* **WHAT IS BEING ASKED**:
Look through the lines and report how many include the word "Transformation", giving nothing but the number.

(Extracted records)
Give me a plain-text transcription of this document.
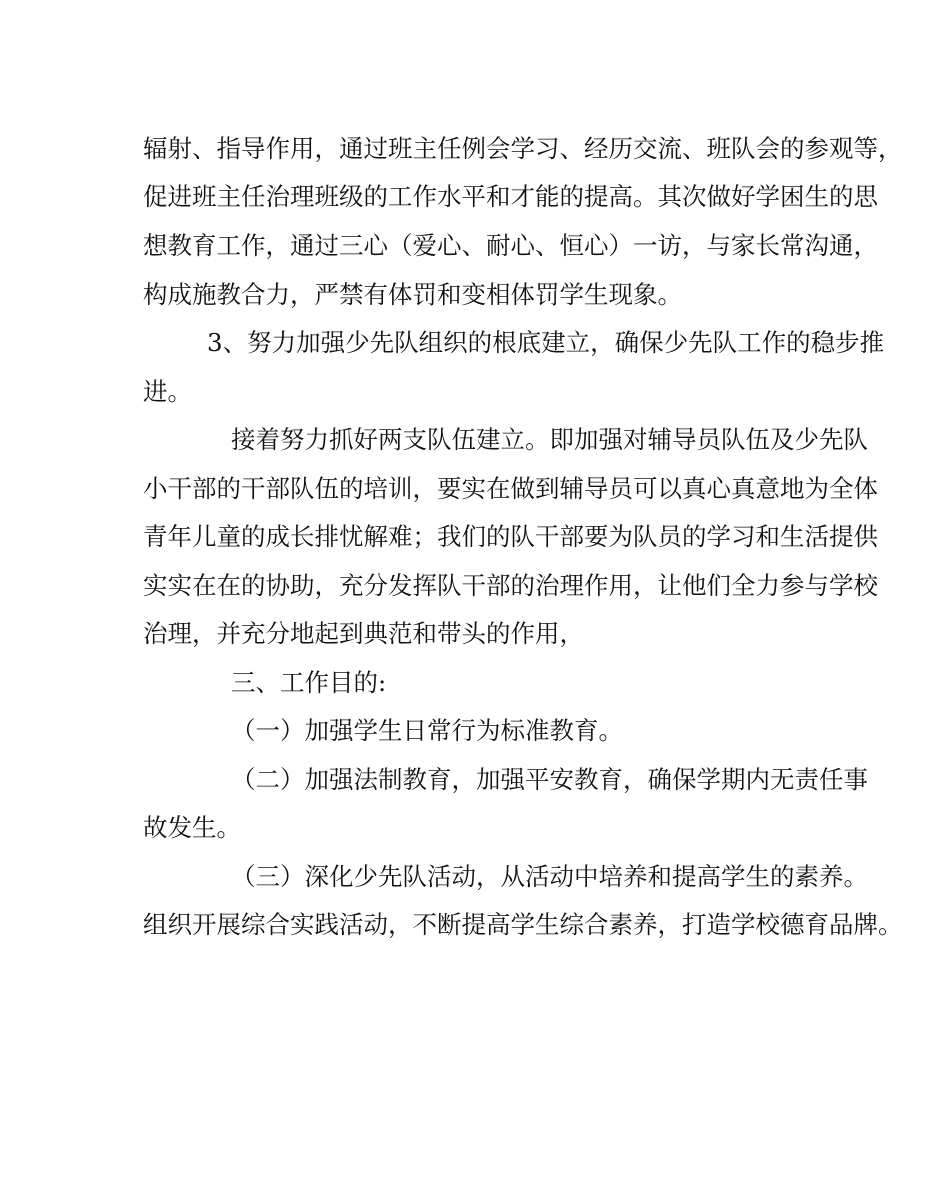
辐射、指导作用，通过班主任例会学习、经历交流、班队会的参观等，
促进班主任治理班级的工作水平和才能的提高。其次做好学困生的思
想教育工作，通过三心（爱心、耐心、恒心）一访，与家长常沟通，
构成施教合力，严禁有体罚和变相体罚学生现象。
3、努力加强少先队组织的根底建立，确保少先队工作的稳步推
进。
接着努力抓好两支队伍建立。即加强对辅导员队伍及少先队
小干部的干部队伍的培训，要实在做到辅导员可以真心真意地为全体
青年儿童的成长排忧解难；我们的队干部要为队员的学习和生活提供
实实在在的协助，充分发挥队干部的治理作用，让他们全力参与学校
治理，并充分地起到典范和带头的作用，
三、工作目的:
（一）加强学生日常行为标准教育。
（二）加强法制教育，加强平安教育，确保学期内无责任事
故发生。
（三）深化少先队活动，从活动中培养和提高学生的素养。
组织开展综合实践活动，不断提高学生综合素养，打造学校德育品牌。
...
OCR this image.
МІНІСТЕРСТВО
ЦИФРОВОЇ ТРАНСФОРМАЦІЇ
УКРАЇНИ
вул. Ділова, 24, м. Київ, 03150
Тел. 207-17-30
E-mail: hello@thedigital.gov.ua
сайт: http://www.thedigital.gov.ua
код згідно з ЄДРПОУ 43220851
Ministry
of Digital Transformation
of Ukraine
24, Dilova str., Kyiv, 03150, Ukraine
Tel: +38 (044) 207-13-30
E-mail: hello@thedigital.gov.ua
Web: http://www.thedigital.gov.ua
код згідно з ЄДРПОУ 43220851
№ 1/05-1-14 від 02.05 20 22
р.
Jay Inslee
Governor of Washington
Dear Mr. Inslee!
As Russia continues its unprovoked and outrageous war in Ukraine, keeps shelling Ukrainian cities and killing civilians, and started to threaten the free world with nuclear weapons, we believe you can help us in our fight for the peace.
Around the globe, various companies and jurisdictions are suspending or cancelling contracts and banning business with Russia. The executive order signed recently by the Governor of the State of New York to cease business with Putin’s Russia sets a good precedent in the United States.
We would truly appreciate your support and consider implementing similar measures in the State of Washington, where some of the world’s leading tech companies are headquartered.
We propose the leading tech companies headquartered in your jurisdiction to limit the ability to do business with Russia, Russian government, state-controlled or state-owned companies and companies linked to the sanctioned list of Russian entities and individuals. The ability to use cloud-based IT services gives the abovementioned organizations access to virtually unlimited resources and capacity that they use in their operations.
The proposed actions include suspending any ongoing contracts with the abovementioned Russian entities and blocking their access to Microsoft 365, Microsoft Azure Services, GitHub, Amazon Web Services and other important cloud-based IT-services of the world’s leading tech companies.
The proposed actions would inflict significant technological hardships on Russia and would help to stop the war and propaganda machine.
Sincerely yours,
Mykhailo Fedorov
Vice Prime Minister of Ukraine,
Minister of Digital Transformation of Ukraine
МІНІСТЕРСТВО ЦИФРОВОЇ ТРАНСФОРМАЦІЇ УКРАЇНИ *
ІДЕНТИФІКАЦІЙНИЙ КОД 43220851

* **EXERCISE SOLUTION**:
2